(Aim of the exercise) Check each line of the material below for "given", then copy the ones that contain it.

(Excerpted records)

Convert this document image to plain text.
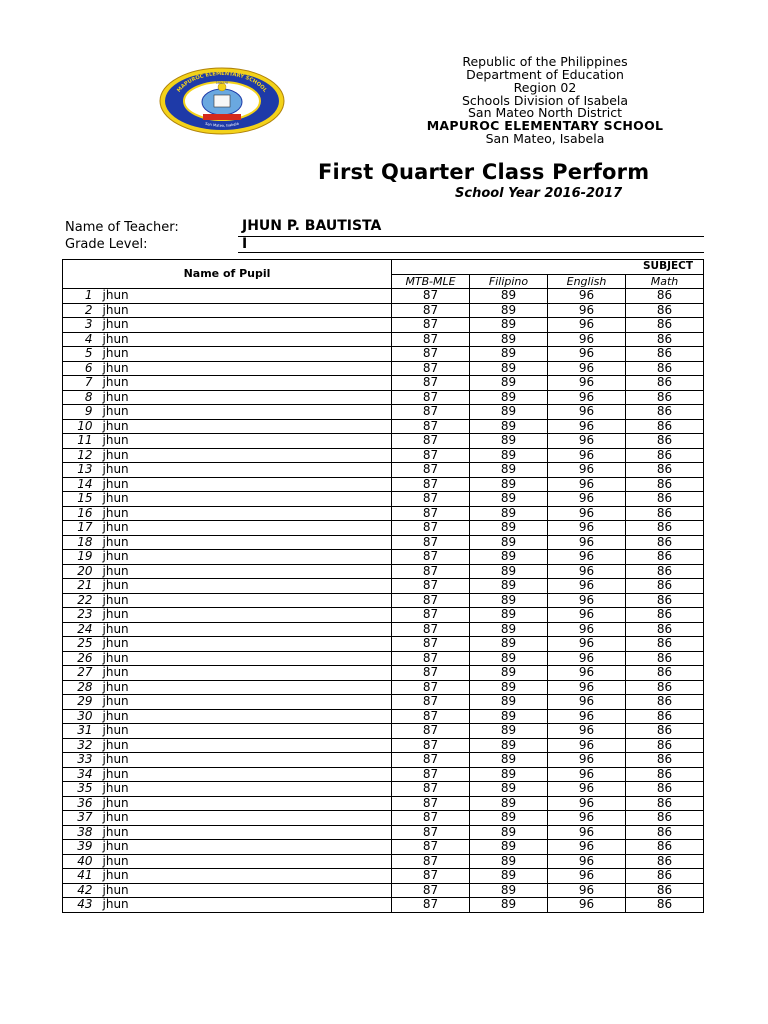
MAPUROC ELEMENTARY SCHOOL
San Mateo, Isabela
105770
Republic of the Philippines
Department of Education
Region 02
Schools Division of Isabela
San Mateo North District
MAPUROC ELEMENTARY SCHOOL
San Mateo, Isabela
First Quarter Class Perform
School Year 2016-2017
Name of Teacher:	JHUN P. BAUTISTA
Grade Level:	I
Name of Pupil		SUBJECT			
		MTB-MLE	Filipino	English	Math
1	jhun	87	89	96	86
2	jhun	87	89	96	86
3	jhun	87	89	96	86
4	jhun	87	89	96	86
5	jhun	87	89	96	86
6	jhun	87	89	96	86
7	jhun	87	89	96	86
8	jhun	87	89	96	86
9	jhun	87	89	96	86
10	jhun	87	89	96	86
11	jhun	87	89	96	86
12	jhun	87	89	96	86
13	jhun	87	89	96	86
14	jhun	87	89	96	86
15	jhun	87	89	96	86
16	jhun	87	89	96	86
17	jhun	87	89	96	86
18	jhun	87	89	96	86
19	jhun	87	89	96	86
20	jhun	87	89	96	86
21	jhun	87	89	96	86
22	jhun	87	89	96	86
23	jhun	87	89	96	86
24	jhun	87	89	96	86
25	jhun	87	89	96	86
26	jhun	87	89	96	86
27	jhun	87	89	96	86
28	jhun	87	89	96	86
29	jhun	87	89	96	86
30	jhun	87	89	96	86
31	jhun	87	89	96	86
32	jhun	87	89	96	86
33	jhun	87	89	96	86
34	jhun	87	89	96	86
35	jhun	87	89	96	86
36	jhun	87	89	96	86
37	jhun	87	89	96	86
38	jhun	87	89	96	86
39	jhun	87	89	96	86
40	jhun	87	89	96	86
41	jhun	87	89	96	86
42	jhun	87	89	96	86
43	jhun	87	89	96	86
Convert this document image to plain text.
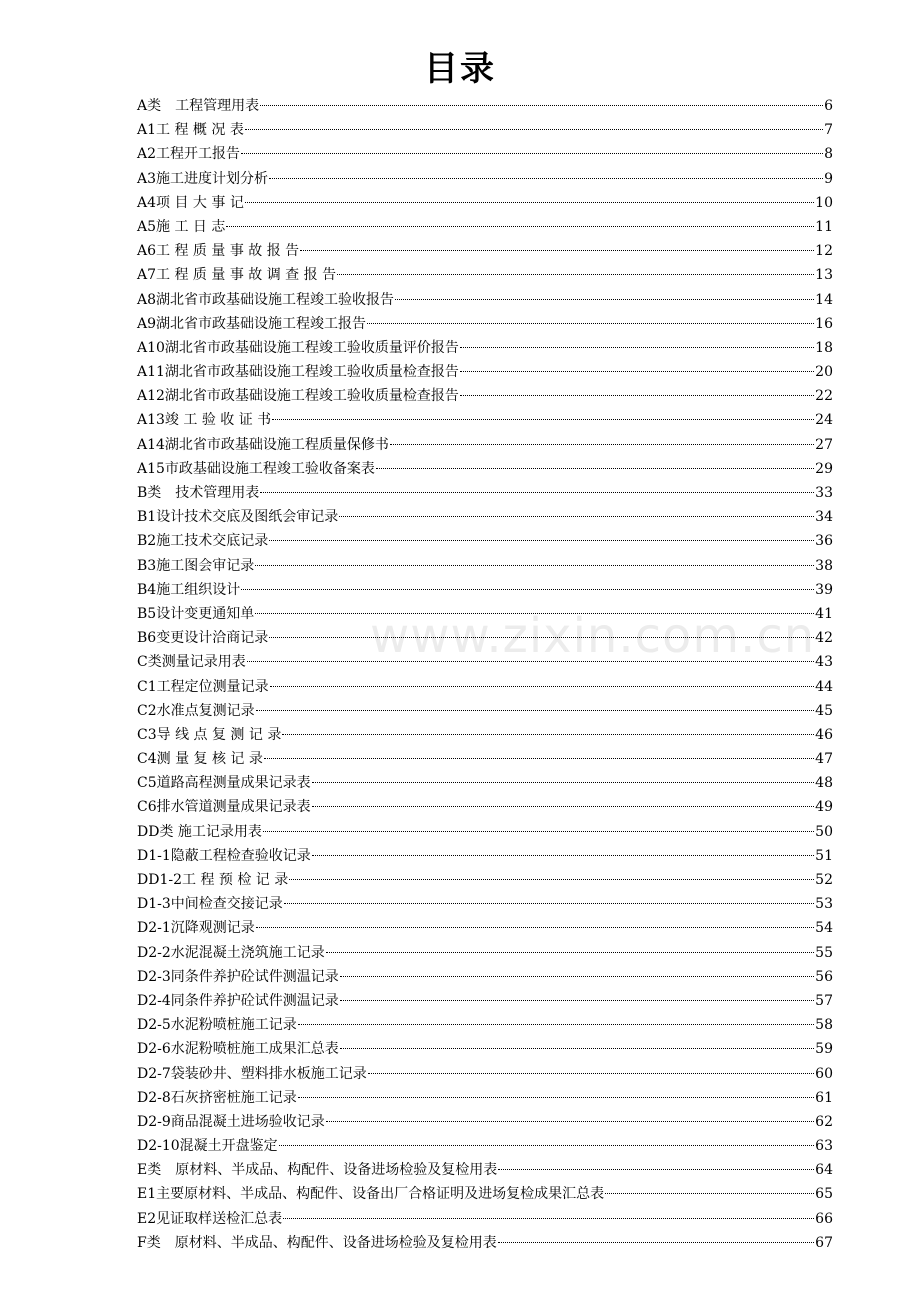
目录
www.zixin.com.cn
A类　工程管理用表	6
A1工 程 概 况 表	7
A2工程开工报告	8
A3施工进度计划分析	9
A4项 目 大 事 记	10
A5施 工 日 志	11
A6工 程 质 量 事 故 报 告	12
A7工 程 质 量 事 故 调 查 报 告	13
A8湖北省市政基础设施工程竣工验收报告	14
A9湖北省市政基础设施工程竣工报告	16
A10湖北省市政基础设施工程竣工验收质量评价报告	18
A11湖北省市政基础设施工程竣工验收质量检查报告	20
A12湖北省市政基础设施工程竣工验收质量检查报告	22
A13竣 工 验 收 证 书	24
A14湖北省市政基础设施工程质量保修书	27
A15市政基础设施工程竣工验收备案表	29
B类　技术管理用表	33
B1设计技术交底及图纸会审记录	34
B2施工技术交底记录	36
B3施工图会审记录	38
B4施工组织设计	39
B5设计变更通知单	41
B6变更设计洽商记录	42
C类测量记录用表	43
C1工程定位测量记录	44
C2水准点复测记录	45
C3导 线 点 复 测 记 录	46
C4测 量 复 核 记 录	47
C5道路高程测量成果记录表	48
C6排水管道测量成果记录表	49
DD类 施工记录用表	50
D1-1隐蔽工程检查验收记录	51
DD1-2工 程 预 检 记 录	52
D1-3中间检查交接记录	53
D2-1沉降观测记录	54
D2-2水泥混凝土浇筑施工记录	55
D2-3同条件养护砼试件测温记录	56
D2-4同条件养护砼试件测温记录	57
D2-5水泥粉喷桩施工记录	58
D2-6水泥粉喷桩施工成果汇总表	59
D2-7袋装砂井、塑料排水板施工记录	60
D2-8石灰挤密桩施工记录	61
D2-9商品混凝土进场验收记录	62
D2-10混凝土开盘鉴定	63
E类　原材料、半成品、构配件、设备进场检验及复检用表	64
E1主要原材料、半成品、构配件、设备出厂合格证明及进场复检成果汇总表	65
E2见证取样送检汇总表	66
F类　原材料、半成品、构配件、设备进场检验及复检用表	67
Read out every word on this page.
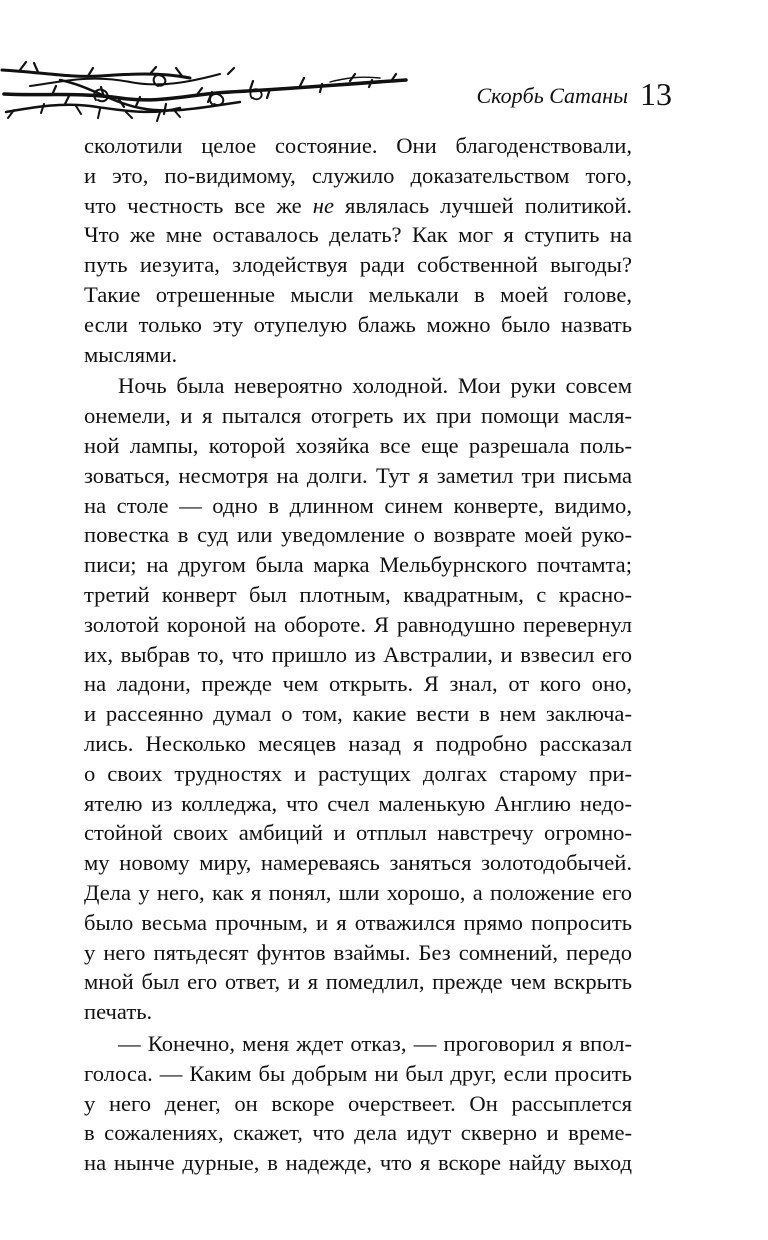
Скорбь Сатаны 13
сколотили целое состояние. Они благоденствовали,
и это, по-видимому, служило доказательством того,
что честность все же не являлась лучшей политикой.
Что же мне оставалось делать? Как мог я ступить на
путь иезуита, злодействуя ради собственной выгоды?
Такие отрешенные мысли мелькали в моей голове,
если только эту отупелую блажь можно было назвать
мыслями.
Ночь была невероятно холодной. Мои руки совсем
онемели, и я пытался отогреть их при помощи масля-
ной лампы, которой хозяйка все еще разрешала поль-
зоваться, несмотря на долги. Тут я заметил три письма
на столе — одно в длинном синем конверте, видимо,
повестка в суд или уведомление о возврате моей руко-
писи; на другом была марка Мельбурнского почтамта;
третий конверт был плотным, квадратным, с красно-
золотой короной на обороте. Я равнодушно перевернул
их, выбрав то, что пришло из Австралии, и взвесил его
на ладони, прежде чем открыть. Я знал, от кого оно,
и рассеянно думал о том, какие вести в нем заключа-
лись. Несколько месяцев назад я подробно рассказал
о своих трудностях и растущих долгах старому при-
ятелю из колледжа, что счел маленькую Англию недо-
стойной своих амбиций и отплыл навстречу огромно-
му новому миру, намереваясь заняться золотодобычей.
Дела у него, как я понял, шли хорошо, а положение его
было весьма прочным, и я отважился прямо попросить
у него пятьдесят фунтов взаймы. Без сомнений, передо
мной был его ответ, и я помедлил, прежде чем вскрыть
печать.
— Конечно, меня ждет отказ, — проговорил я впол-
голоса. — Каким бы добрым ни был друг, если просить
у него денег, он вскоре очерствеет. Он рассыплется
в сожалениях, скажет, что дела идут скверно и време-
на нынче дурные, в надежде, что я вскоре найду выход
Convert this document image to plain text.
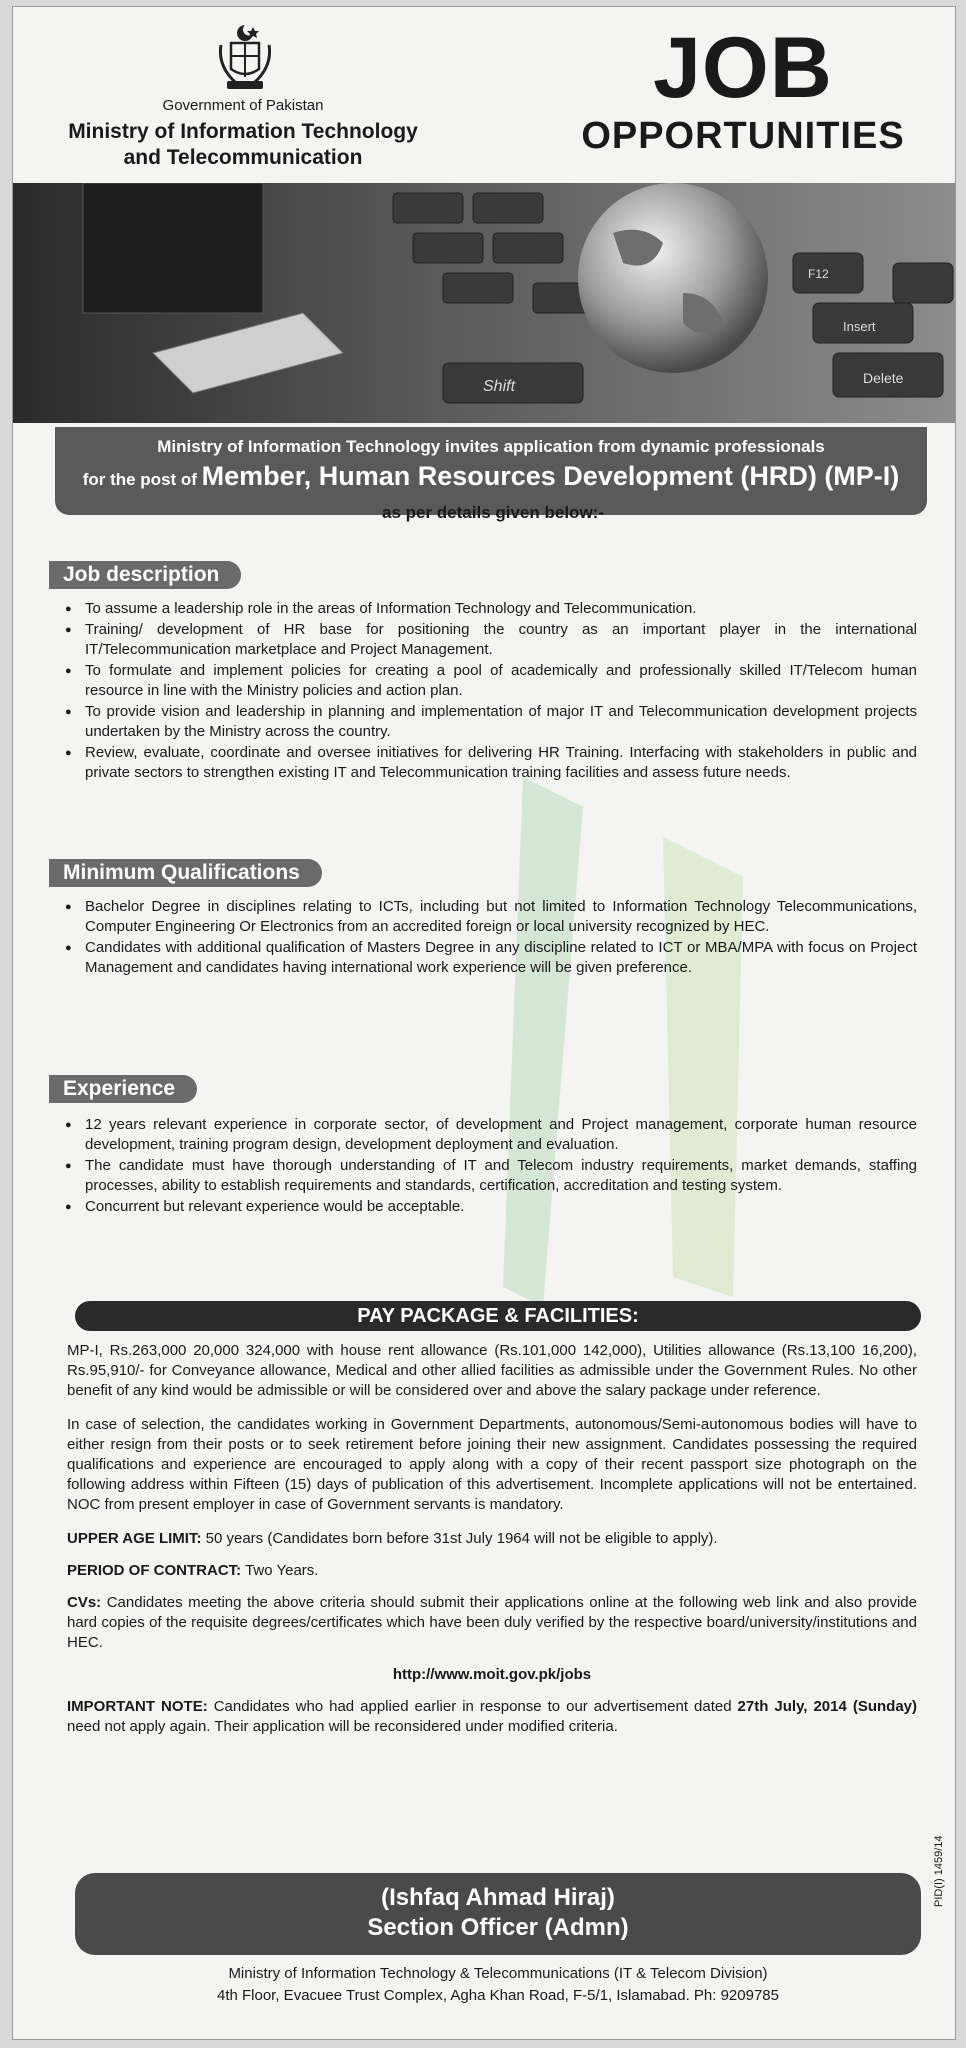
Government of Pakistan
Ministry of Information Technology
and Telecommunication
JOB
OPPORTUNITIES
Shift
Insert
Delete
F12
Ministry of Information Technology invites application from dynamic professionals
for the post of Member, Human Resources Development (HRD) (MP-I)
as per details given below:-
Job description
● To assume a leadership role in the areas of Information Technology and Telecommunication.
● Training/ development of HR base for positioning the country as an important player in the international IT/Telecommunication marketplace and Project Management.
● To formulate and implement policies for creating a pool of academically and professionally skilled IT/Telecom human resource in line with the Ministry policies and action plan.
● To provide vision and leadership in planning and implementation of major IT and Telecommunication development projects undertaken by the Ministry across the country.
● Review, evaluate, coordinate and oversee initiatives for delivering HR Training. Interfacing with stakeholders in public and private sectors to strengthen existing IT and Telecommunication training facilities and assess future needs.
Minimum Qualifications
● Bachelor Degree in disciplines relating to ICTs, including but not limited to Information Technology Telecommunications, Computer Engineering Or Electronics from an accredited foreign or local university recognized by HEC.
● Candidates with additional qualification of Masters Degree in any discipline related to ICT or MBA/MPA with focus on Project Management and candidates having international work experience will be given preference.
Experience
● 12 years relevant experience in corporate sector, of development and Project management, corporate human resource development, training program design, development deployment and evaluation.
● The candidate must have thorough understanding of IT and Telecom industry requirements, market demands, staffing processes, ability to establish requirements and standards, certification, accreditation and testing system.
● Concurrent but relevant experience would be acceptable.
PAY PACKAGE & FACILITIES:

MP-I, Rs.263,000 20,000 324,000 with house rent allowance (Rs.101,000 142,000), Utilities allowance (Rs.13,100 16,200), Rs.95,910/- for Conveyance allowance, Medical and other allied facilities as admissible under the Government Rules. No other benefit of any kind would be admissible or will be considered over and above the salary package under reference.

In case of selection, the candidates working in Government Departments, autonomous/Semi-autonomous bodies will have to either resign from their posts or to seek retirement before joining their new assignment. Candidates possessing the required qualifications and experience are encouraged to apply along with a copy of their recent passport size photograph on the following address within Fifteen (15) days of publication of this advertisement. Incomplete applications will not be entertained. NOC from present employer in case of Government servants is mandatory.

UPPER AGE LIMIT: 50 years (Candidates born before 31st July 1964 will not be eligible to apply).

PERIOD OF CONTRACT: Two Years.

CVs: Candidates meeting the above criteria should submit their applications online at the following web link and also provide hard copies of the requisite degrees/certificates which have been duly verified by the respective board/university/institutions and HEC.

http://www.moit.gov.pk/jobs

IMPORTANT NOTE: Candidates who had applied earlier in response to our advertisement dated 27th July, 2014 (Sunday) need not apply again. Their application will be reconsidered under modified criteria.

(Ishfaq Ahmad Hiraj)
Section Officer (Admn)
Ministry of Information Technology & Telecommunications (IT & Telecom Division)
4th Floor, Evacuee Trust Complex, Agha Khan Road, F-5/1, Islamabad. Ph: 9209785
PID(I) 1459/14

(Written answer)
as per details given below:-
● Candidates with additional qualification of Masters Degree in any discipline related to ICT or MBA/MPA with focus on Project Management and candidates having international work experience will be given preference.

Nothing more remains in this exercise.